═════ Provided information

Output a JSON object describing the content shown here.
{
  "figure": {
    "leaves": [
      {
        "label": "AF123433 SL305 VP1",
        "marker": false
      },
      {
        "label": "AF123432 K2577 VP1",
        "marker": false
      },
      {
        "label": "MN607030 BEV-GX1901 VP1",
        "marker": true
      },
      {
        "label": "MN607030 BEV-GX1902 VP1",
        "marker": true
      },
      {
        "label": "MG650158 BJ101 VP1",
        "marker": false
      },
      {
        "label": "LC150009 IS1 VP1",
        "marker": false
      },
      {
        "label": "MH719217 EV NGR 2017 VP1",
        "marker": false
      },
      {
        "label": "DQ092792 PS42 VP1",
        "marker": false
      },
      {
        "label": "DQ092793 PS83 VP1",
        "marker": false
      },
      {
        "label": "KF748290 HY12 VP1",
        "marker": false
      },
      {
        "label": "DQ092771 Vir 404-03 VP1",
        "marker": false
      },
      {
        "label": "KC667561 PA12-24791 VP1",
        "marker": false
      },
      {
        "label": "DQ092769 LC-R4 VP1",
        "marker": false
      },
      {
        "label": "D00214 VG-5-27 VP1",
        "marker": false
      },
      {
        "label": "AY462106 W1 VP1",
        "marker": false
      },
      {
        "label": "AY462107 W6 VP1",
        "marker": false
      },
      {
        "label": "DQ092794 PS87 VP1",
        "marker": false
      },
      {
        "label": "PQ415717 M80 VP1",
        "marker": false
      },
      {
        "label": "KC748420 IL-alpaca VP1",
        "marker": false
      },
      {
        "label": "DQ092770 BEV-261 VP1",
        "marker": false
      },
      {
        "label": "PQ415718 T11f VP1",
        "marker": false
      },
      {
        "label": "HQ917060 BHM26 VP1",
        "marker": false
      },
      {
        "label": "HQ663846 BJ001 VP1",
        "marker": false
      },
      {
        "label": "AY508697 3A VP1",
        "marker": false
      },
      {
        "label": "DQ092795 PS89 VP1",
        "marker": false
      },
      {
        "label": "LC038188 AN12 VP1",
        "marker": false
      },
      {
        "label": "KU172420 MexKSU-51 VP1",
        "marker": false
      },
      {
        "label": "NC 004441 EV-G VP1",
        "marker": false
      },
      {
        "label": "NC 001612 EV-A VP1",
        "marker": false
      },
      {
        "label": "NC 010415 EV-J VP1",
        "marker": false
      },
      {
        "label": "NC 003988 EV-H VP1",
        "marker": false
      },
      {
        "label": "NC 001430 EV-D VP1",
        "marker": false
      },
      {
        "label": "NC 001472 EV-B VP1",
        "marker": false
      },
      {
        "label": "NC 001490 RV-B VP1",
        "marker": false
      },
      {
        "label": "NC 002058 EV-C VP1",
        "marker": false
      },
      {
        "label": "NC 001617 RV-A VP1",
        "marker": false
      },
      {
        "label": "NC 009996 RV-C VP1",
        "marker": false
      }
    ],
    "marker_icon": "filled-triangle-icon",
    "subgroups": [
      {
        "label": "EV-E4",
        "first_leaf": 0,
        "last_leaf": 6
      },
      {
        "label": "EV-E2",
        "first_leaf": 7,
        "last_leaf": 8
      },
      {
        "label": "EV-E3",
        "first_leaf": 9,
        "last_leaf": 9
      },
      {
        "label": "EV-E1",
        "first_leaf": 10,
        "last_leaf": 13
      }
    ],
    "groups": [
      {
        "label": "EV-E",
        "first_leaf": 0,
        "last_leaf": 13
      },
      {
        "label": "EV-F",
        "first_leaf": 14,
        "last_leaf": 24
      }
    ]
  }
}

══════════

• [Objective]: Retype every record above exactly as it appears.

• [The output]:
Output a JSON object describing the content shown here.
{
  "figure": {
    "leaves": [
      {
        "label": "AF123433 SL305 VP1",
        "marker": false
      },
      {
        "label": "AF123432 K2577 VP1",
        "marker": false
      },
      {
        "label": "MN607030 BEV-GX1901 VP1",
        "marker": true
      },
      {
        "label": "MN607030 BEV-GX1902 VP1",
        "marker": true
      },
      {
        "label": "MG650158 BJ101 VP1",
        "marker": false
      },
      {
        "label": "LC150009 IS1 VP1",
        "marker": false
      },
      {
        "label": "MH719217 EV NGR 2017 VP1",
        "marker": false
      },
      {
        "label": "DQ092792 PS42 VP1",
        "marker": false
      },
      {
        "label": "DQ092793 PS83 VP1",
        "marker": false
      },
      {
        "label": "KF748290 HY12 VP1",
        "marker": false
      },
      {
        "label": "DQ092771 Vir 404-03 VP1",
        "marker": false
      },
      {
        "label": "KC667561 PA12-24791 VP1",
        "marker": false
      },
      {
        "label": "DQ092769 LC-R4 VP1",
        "marker": false
      },
      {
        "label": "D00214 VG-5-27 VP1",
        "marker": false
      },
      {
        "label": "AY462106 W1 VP1",
        "marker": false
      },
      {
        "label": "AY462107 W6 VP1",
        "marker": false
      },
      {
        "label": "DQ092794 PS87 VP1",
        "marker": false
      },
      {
        "label": "PQ415717 M80 VP1",
        "marker": false
      },
      {
        "label": "KC748420 IL-alpaca VP1",
        "marker": false
      },
      {
        "label": "DQ092770 BEV-261 VP1",
        "marker": false
      },
      {
        "label": "PQ415718 T11f VP1",
        "marker": false
      },
      {
        "label": "HQ917060 BHM26 VP1",
        "marker": false
      },
      {
        "label": "HQ663846 BJ001 VP1",
        "marker": false
      },
      {
        "label": "AY508697 3A VP1",
        "marker": false
      },
      {
        "label": "DQ092795 PS89 VP1",
        "marker": false
      },
      {
        "label": "LC038188 AN12 VP1",
        "marker": false
      },
      {
        "label": "KU172420 MexKSU-51 VP1",
        "marker": false
      },
      {
        "label": "NC 004441 EV-G VP1",
        "marker": false
      },
      {
        "label": "NC 001612 EV-A VP1",
        "marker": false
      },
      {
        "label": "NC 010415 EV-J VP1",
        "marker": false
      },
      {
        "label": "NC 003988 EV-H VP1",
        "marker": false
      },
      {
        "label": "NC 001430 EV-D VP1",
        "marker": false
      },
      {
        "label": "NC 001472 EV-B VP1",
        "marker": false
      },
      {
        "label": "NC 001490 RV-B VP1",
        "marker": false
      },
      {
        "label": "NC 002058 EV-C VP1",
        "marker": false
      },
      {
        "label": "NC 001617 RV-A VP1",
        "marker": false
      },
      {
        "label": "NC 009996 RV-C VP1",
        "marker": false
      }
    ],
    "marker_icon": "filled-triangle-icon",
    "subgroups": [
      {
        "label": "EV-E4",
        "first_leaf": 0,
        "last_leaf": 6
      },
      {
        "label": "EV-E2",
        "first_leaf": 7,
        "last_leaf": 8
      },
      {
        "label": "EV-E3",
        "first_leaf": 9,
        "last_leaf": 9
      },
      {
        "label": "EV-E1",
        "first_leaf": 10,
        "last_leaf": 13
      }
    ],
    "groups": [
      {
        "label": "EV-E",
        "first_leaf": 0,
        "last_leaf": 13
      },
      {
        "label": "EV-F",
        "first_leaf": 14,
        "last_leaf": 24
      }
    ]
  }
}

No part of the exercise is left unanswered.